**Task to carry out:**
Each of the lines below must be written out exactly as shown.
(Beginning of Records supplied)
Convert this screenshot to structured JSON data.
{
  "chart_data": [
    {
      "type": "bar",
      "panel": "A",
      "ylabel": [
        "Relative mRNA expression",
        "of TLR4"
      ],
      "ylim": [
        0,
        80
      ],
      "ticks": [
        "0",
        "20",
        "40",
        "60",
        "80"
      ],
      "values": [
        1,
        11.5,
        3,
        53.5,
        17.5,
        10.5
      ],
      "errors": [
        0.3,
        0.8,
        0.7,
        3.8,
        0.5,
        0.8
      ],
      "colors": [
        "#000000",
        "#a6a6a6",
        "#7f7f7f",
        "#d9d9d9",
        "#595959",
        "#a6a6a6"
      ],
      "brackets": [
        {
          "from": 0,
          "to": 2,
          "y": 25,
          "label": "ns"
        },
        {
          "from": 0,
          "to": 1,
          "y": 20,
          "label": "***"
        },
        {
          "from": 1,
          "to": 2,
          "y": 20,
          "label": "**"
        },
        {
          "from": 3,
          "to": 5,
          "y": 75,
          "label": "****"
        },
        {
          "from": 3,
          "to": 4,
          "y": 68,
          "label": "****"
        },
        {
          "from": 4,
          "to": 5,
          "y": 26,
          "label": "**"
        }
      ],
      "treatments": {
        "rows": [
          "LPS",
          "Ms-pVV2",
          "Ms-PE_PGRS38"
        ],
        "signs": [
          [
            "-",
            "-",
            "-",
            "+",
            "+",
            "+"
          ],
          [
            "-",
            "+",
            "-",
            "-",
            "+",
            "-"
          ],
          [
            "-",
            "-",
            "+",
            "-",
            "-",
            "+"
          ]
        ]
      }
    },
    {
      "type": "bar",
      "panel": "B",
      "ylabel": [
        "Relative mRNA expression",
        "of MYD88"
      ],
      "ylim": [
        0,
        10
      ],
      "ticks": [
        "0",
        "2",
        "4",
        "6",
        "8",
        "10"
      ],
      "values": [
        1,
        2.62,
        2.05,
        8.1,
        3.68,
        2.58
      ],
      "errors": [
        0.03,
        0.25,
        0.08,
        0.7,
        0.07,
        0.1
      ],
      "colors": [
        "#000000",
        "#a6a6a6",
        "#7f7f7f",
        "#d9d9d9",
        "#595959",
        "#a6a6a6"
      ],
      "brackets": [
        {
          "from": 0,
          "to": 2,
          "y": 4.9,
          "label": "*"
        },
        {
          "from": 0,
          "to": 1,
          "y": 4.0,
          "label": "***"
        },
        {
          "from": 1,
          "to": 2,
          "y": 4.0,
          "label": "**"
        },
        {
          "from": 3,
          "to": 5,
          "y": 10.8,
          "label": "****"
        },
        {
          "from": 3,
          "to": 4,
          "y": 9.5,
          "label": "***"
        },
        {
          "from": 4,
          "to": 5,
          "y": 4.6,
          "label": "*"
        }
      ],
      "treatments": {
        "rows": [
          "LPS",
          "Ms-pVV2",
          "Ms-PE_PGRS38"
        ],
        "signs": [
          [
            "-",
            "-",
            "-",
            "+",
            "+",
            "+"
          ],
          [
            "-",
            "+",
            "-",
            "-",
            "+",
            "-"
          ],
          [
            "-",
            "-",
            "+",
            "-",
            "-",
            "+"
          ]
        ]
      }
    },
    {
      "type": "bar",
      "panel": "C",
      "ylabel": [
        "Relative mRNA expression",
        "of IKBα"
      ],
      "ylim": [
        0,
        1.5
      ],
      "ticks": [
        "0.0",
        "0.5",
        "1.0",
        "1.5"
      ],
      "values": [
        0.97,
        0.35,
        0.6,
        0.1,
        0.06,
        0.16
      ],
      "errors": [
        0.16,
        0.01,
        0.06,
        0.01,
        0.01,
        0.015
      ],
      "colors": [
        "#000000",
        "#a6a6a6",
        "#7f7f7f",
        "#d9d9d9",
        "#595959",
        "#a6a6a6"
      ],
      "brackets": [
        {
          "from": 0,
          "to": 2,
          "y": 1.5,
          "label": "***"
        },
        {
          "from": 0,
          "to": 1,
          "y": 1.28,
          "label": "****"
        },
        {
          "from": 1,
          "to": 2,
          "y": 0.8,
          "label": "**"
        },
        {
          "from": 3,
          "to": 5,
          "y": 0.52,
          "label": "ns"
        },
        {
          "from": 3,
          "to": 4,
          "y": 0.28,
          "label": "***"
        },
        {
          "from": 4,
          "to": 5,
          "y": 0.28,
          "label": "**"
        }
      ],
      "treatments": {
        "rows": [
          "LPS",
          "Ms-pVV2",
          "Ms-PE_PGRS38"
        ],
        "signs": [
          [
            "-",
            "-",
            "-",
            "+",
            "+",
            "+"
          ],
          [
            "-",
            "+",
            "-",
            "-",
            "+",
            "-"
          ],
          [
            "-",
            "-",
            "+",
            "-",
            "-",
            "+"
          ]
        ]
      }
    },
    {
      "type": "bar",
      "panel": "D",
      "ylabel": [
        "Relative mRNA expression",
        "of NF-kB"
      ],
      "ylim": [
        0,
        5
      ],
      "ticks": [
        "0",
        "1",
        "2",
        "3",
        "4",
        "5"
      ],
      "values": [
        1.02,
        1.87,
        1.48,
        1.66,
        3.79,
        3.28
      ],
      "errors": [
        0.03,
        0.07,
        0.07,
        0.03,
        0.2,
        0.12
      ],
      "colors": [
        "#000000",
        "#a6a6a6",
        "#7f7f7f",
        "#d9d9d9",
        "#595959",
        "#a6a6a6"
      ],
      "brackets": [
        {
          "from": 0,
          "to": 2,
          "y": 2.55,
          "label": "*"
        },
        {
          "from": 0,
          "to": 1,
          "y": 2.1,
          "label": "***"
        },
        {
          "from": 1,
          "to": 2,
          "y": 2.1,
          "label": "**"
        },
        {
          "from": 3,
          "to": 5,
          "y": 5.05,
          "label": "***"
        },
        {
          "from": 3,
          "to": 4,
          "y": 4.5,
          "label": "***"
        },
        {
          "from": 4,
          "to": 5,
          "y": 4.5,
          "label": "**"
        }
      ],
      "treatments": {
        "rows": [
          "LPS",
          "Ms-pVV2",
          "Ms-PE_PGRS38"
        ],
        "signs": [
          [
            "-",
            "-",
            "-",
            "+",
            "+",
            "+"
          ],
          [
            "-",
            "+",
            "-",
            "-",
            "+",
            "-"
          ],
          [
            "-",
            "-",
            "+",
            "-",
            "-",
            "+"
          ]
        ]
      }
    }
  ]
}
(End of Records supplied)
**Task solution:**
Convert this screenshot to structured JSON data.
{
  "chart_data": [
    {
      "type": "bar",
      "panel": "A",
      "ylabel": [
        "Relative mRNA expression",
        "of TLR4"
      ],
      "ylim": [
        0,
        80
      ],
      "ticks": [
        "0",
        "20",
        "40",
        "60",
        "80"
      ],
      "values": [
        1,
        11.5,
        3,
        53.5,
        17.5,
        10.5
      ],
      "errors": [
        0.3,
        0.8,
        0.7,
        3.8,
        0.5,
        0.8
      ],
      "colors": [
        "#000000",
        "#a6a6a6",
        "#7f7f7f",
        "#d9d9d9",
        "#595959",
        "#a6a6a6"
      ],
      "brackets": [
        {
          "from": 0,
          "to": 2,
          "y": 25,
          "label": "ns"
        },
        {
          "from": 0,
          "to": 1,
          "y": 20,
          "label": "***"
        },
        {
          "from": 1,
          "to": 2,
          "y": 20,
          "label": "**"
        },
        {
          "from": 3,
          "to": 5,
          "y": 75,
          "label": "****"
        },
        {
          "from": 3,
          "to": 4,
          "y": 68,
          "label": "****"
        },
        {
          "from": 4,
          "to": 5,
          "y": 26,
          "label": "**"
        }
      ],
      "treatments": {
        "rows": [
          "LPS",
          "Ms-pVV2",
          "Ms-PE_PGRS38"
        ],
        "signs": [
          [
            "-",
            "-",
            "-",
            "+",
            "+",
            "+"
          ],
          [
            "-",
            "+",
            "-",
            "-",
            "+",
            "-"
          ],
          [
            "-",
            "-",
            "+",
            "-",
            "-",
            "+"
          ]
        ]
      }
    },
    {
      "type": "bar",
      "panel": "B",
      "ylabel": [
        "Relative mRNA expression",
        "of MYD88"
      ],
      "ylim": [
        0,
        10
      ],
      "ticks": [
        "0",
        "2",
        "4",
        "6",
        "8",
        "10"
      ],
      "values": [
        1,
        2.62,
        2.05,
        8.1,
        3.68,
        2.58
      ],
      "errors": [
        0.03,
        0.25,
        0.08,
        0.7,
        0.07,
        0.1
      ],
      "colors": [
        "#000000",
        "#a6a6a6",
        "#7f7f7f",
        "#d9d9d9",
        "#595959",
        "#a6a6a6"
      ],
      "brackets": [
        {
          "from": 0,
          "to": 2,
          "y": 4.9,
          "label": "*"
        },
        {
          "from": 0,
          "to": 1,
          "y": 4.0,
          "label": "***"
        },
        {
          "from": 1,
          "to": 2,
          "y": 4.0,
          "label": "**"
        },
        {
          "from": 3,
          "to": 5,
          "y": 10.8,
          "label": "****"
        },
        {
          "from": 3,
          "to": 4,
          "y": 9.5,
          "label": "***"
        },
        {
          "from": 4,
          "to": 5,
          "y": 4.6,
          "label": "*"
        }
      ],
      "treatments": {
        "rows": [
          "LPS",
          "Ms-pVV2",
          "Ms-PE_PGRS38"
        ],
        "signs": [
          [
            "-",
            "-",
            "-",
            "+",
            "+",
            "+"
          ],
          [
            "-",
            "+",
            "-",
            "-",
            "+",
            "-"
          ],
          [
            "-",
            "-",
            "+",
            "-",
            "-",
            "+"
          ]
        ]
      }
    },
    {
      "type": "bar",
      "panel": "C",
      "ylabel": [
        "Relative mRNA expression",
        "of IKBα"
      ],
      "ylim": [
        0,
        1.5
      ],
      "ticks": [
        "0.0",
        "0.5",
        "1.0",
        "1.5"
      ],
      "values": [
        0.97,
        0.35,
        0.6,
        0.1,
        0.06,
        0.16
      ],
      "errors": [
        0.16,
        0.01,
        0.06,
        0.01,
        0.01,
        0.015
      ],
      "colors": [
        "#000000",
        "#a6a6a6",
        "#7f7f7f",
        "#d9d9d9",
        "#595959",
        "#a6a6a6"
      ],
      "brackets": [
        {
          "from": 0,
          "to": 2,
          "y": 1.5,
          "label": "***"
        },
        {
          "from": 0,
          "to": 1,
          "y": 1.28,
          "label": "****"
        },
        {
          "from": 1,
          "to": 2,
          "y": 0.8,
          "label": "**"
        },
        {
          "from": 3,
          "to": 5,
          "y": 0.52,
          "label": "ns"
        },
        {
          "from": 3,
          "to": 4,
          "y": 0.28,
          "label": "***"
        },
        {
          "from": 4,
          "to": 5,
          "y": 0.28,
          "label": "**"
        }
      ],
      "treatments": {
        "rows": [
          "LPS",
          "Ms-pVV2",
          "Ms-PE_PGRS38"
        ],
        "signs": [
          [
            "-",
            "-",
            "-",
            "+",
            "+",
            "+"
          ],
          [
            "-",
            "+",
            "-",
            "-",
            "+",
            "-"
          ],
          [
            "-",
            "-",
            "+",
            "-",
            "-",
            "+"
          ]
        ]
      }
    },
    {
      "type": "bar",
      "panel": "D",
      "ylabel": [
        "Relative mRNA expression",
        "of NF-kB"
      ],
      "ylim": [
        0,
        5
      ],
      "ticks": [
        "0",
        "1",
        "2",
        "3",
        "4",
        "5"
      ],
      "values": [
        1.02,
        1.87,
        1.48,
        1.66,
        3.79,
        3.28
      ],
      "errors": [
        0.03,
        0.07,
        0.07,
        0.03,
        0.2,
        0.12
      ],
      "colors": [
        "#000000",
        "#a6a6a6",
        "#7f7f7f",
        "#d9d9d9",
        "#595959",
        "#a6a6a6"
      ],
      "brackets": [
        {
          "from": 0,
          "to": 2,
          "y": 2.55,
          "label": "*"
        },
        {
          "from": 0,
          "to": 1,
          "y": 2.1,
          "label": "***"
        },
        {
          "from": 1,
          "to": 2,
          "y": 2.1,
          "label": "**"
        },
        {
          "from": 3,
          "to": 5,
          "y": 5.05,
          "label": "***"
        },
        {
          "from": 3,
          "to": 4,
          "y": 4.5,
          "label": "***"
        },
        {
          "from": 4,
          "to": 5,
          "y": 4.5,
          "label": "**"
        }
      ],
      "treatments": {
        "rows": [
          "LPS",
          "Ms-pVV2",
          "Ms-PE_PGRS38"
        ],
        "signs": [
          [
            "-",
            "-",
            "-",
            "+",
            "+",
            "+"
          ],
          [
            "-",
            "+",
            "-",
            "-",
            "+",
            "-"
          ],
          [
            "-",
            "-",
            "+",
            "-",
            "-",
            "+"
          ]
        ]
      }
    }
  ]
}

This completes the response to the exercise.